[Start of Supplied records]
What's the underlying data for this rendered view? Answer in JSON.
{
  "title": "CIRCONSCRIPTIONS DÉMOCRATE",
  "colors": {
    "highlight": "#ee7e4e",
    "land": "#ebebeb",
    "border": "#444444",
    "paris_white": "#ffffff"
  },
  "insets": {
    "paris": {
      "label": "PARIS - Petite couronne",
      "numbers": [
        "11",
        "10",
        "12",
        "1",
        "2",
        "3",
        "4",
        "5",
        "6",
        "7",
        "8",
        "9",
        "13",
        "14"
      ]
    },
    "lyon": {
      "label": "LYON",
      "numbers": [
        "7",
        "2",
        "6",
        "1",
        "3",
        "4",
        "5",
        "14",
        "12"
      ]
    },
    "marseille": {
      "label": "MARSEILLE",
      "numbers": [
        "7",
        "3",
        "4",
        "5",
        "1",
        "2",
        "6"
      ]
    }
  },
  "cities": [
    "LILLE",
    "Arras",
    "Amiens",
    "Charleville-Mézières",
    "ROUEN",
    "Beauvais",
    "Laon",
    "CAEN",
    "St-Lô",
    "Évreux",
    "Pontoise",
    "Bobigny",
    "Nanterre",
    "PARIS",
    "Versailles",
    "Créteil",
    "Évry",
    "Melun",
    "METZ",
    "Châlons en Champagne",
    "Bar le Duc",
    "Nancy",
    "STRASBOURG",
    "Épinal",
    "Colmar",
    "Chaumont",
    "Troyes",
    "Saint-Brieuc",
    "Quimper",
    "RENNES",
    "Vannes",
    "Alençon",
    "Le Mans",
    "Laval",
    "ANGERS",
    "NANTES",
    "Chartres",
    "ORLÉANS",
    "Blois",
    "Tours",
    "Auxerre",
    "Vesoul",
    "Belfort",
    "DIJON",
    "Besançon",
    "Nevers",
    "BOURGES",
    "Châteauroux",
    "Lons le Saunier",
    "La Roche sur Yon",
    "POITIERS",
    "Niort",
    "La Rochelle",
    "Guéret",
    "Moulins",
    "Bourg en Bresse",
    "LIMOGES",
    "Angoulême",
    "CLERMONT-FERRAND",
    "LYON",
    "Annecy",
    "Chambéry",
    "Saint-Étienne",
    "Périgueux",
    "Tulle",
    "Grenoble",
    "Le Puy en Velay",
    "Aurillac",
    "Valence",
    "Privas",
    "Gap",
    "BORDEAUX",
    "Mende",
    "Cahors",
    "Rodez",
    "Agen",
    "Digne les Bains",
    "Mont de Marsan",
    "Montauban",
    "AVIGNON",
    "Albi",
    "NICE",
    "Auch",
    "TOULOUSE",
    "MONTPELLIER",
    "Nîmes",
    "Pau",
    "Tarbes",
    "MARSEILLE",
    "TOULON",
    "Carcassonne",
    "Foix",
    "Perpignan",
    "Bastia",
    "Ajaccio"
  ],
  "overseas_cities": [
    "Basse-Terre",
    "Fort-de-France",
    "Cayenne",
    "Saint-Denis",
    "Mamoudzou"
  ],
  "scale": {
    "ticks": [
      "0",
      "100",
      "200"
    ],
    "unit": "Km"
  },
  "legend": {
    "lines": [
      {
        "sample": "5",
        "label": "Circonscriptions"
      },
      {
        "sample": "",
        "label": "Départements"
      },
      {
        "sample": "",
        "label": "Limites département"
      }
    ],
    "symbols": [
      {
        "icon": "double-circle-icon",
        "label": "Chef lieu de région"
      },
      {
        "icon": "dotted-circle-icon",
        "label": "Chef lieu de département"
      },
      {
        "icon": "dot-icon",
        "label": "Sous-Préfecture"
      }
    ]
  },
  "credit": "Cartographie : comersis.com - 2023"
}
[End of Supplied records]
[Start of Supplied records]
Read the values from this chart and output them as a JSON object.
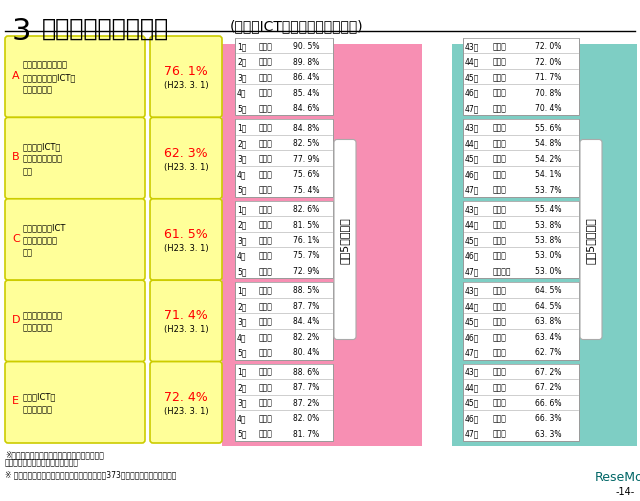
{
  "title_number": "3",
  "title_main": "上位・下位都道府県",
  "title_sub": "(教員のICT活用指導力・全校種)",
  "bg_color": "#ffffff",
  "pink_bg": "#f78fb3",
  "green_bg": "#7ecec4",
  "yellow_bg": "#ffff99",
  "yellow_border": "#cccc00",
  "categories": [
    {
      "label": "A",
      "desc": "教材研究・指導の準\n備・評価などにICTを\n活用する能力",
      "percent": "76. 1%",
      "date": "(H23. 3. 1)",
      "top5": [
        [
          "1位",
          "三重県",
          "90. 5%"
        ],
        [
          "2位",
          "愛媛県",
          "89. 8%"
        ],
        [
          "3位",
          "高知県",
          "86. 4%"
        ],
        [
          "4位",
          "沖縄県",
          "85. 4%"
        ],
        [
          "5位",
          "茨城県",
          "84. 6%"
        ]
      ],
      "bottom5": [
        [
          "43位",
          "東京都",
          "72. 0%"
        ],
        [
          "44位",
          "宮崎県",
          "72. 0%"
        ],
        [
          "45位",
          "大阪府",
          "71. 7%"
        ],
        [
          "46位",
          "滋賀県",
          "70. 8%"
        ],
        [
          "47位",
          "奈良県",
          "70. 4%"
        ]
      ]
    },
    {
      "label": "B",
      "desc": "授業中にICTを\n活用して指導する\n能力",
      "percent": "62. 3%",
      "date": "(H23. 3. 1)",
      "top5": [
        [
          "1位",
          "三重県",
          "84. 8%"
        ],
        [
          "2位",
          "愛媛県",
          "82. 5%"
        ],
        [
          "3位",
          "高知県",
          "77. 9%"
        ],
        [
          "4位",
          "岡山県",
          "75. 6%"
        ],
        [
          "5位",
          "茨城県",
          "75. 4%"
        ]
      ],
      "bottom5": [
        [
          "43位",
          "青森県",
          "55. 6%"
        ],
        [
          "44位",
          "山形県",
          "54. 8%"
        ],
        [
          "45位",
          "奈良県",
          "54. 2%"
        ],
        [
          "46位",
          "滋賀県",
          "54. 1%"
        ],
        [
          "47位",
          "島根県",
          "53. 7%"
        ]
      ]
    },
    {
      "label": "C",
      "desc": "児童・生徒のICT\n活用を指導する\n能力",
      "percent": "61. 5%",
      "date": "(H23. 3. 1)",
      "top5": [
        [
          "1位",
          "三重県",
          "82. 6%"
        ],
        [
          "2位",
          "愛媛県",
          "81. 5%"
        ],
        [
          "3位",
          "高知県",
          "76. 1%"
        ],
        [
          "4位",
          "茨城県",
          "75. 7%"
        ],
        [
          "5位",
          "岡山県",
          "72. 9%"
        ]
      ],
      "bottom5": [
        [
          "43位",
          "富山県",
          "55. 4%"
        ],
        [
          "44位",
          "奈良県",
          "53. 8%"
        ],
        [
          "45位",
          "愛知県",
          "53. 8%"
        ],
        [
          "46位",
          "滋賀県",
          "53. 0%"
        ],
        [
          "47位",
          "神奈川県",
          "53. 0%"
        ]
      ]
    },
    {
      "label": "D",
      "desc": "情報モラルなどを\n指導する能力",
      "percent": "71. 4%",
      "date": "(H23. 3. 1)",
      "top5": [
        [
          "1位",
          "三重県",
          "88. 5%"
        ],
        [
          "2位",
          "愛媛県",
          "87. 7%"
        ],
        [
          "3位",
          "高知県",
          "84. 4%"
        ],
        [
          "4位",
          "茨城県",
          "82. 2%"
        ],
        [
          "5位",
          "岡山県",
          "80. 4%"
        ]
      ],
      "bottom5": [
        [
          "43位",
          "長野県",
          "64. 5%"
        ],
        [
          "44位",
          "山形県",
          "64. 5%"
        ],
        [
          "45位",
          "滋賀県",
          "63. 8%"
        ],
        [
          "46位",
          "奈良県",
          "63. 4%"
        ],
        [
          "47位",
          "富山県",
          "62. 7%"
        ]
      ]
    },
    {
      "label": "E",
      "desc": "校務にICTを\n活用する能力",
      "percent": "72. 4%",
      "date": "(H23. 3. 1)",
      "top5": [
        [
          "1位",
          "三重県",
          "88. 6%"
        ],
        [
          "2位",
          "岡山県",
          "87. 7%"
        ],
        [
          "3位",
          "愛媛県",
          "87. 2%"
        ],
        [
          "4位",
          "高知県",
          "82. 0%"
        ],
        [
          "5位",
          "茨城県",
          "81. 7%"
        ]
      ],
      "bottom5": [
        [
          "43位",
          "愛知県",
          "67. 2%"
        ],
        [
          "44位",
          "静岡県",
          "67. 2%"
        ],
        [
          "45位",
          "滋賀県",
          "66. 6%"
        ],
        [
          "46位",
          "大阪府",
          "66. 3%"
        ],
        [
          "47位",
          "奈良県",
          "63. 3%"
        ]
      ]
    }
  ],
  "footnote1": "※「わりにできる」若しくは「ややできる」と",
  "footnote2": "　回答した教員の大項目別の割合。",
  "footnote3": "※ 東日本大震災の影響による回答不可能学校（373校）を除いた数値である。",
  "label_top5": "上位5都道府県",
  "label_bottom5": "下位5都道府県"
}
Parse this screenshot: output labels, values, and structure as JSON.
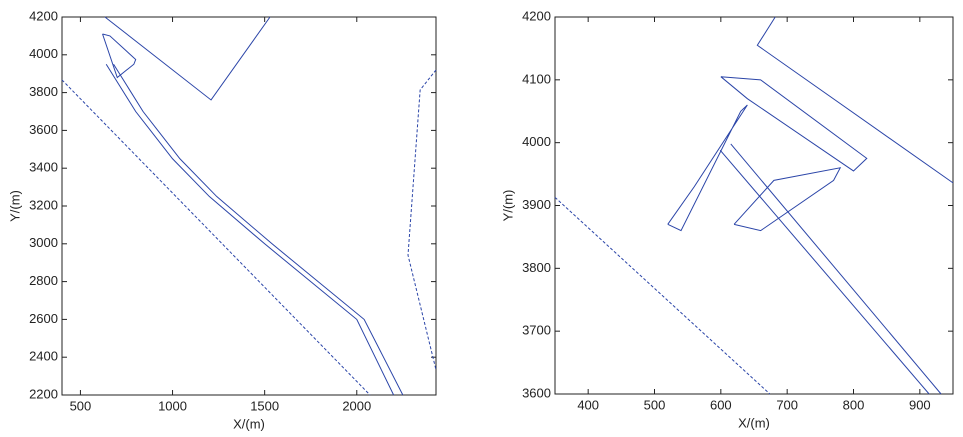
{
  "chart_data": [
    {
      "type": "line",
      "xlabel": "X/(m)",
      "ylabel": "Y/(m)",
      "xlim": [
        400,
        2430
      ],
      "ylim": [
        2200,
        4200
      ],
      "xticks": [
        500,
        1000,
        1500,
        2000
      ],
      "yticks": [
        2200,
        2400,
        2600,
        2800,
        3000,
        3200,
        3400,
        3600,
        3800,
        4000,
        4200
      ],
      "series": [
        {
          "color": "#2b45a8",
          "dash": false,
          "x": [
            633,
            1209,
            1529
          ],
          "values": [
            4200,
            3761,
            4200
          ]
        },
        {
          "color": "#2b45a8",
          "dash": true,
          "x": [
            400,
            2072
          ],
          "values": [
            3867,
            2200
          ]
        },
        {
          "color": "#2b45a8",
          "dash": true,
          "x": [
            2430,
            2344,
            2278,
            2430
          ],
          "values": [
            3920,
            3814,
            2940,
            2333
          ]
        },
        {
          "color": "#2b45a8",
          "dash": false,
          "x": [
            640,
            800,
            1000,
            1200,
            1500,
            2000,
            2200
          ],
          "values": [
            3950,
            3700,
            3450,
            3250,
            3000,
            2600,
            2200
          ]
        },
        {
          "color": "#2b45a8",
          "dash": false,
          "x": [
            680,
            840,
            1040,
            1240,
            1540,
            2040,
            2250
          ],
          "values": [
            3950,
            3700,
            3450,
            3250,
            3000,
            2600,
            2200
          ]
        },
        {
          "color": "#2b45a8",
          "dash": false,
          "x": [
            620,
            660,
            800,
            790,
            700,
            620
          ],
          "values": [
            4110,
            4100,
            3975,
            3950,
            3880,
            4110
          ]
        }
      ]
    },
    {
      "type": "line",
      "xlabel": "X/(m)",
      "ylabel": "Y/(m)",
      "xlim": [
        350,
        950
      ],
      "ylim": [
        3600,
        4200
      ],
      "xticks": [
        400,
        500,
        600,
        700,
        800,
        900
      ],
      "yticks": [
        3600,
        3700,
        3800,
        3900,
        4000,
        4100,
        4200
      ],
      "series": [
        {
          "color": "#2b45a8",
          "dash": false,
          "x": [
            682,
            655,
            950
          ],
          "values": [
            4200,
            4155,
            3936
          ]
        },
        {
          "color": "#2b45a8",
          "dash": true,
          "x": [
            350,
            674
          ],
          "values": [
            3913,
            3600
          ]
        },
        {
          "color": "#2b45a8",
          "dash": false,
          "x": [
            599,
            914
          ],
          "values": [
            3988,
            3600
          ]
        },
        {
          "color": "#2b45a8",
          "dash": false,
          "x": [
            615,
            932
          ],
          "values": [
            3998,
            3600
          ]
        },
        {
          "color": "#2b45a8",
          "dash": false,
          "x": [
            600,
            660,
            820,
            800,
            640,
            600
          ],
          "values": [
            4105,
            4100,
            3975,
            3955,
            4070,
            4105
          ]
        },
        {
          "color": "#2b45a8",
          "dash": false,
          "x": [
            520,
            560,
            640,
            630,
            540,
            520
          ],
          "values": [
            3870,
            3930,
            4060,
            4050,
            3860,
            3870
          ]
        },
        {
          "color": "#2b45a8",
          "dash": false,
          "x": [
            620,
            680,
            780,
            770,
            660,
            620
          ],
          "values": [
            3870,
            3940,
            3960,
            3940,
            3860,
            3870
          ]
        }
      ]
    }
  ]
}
[End of Supplied records]
Return all the lines that contain the string "Chef".

_The reply_
        "label": "Chef lieu de région"
        "label": "Chef lieu de département"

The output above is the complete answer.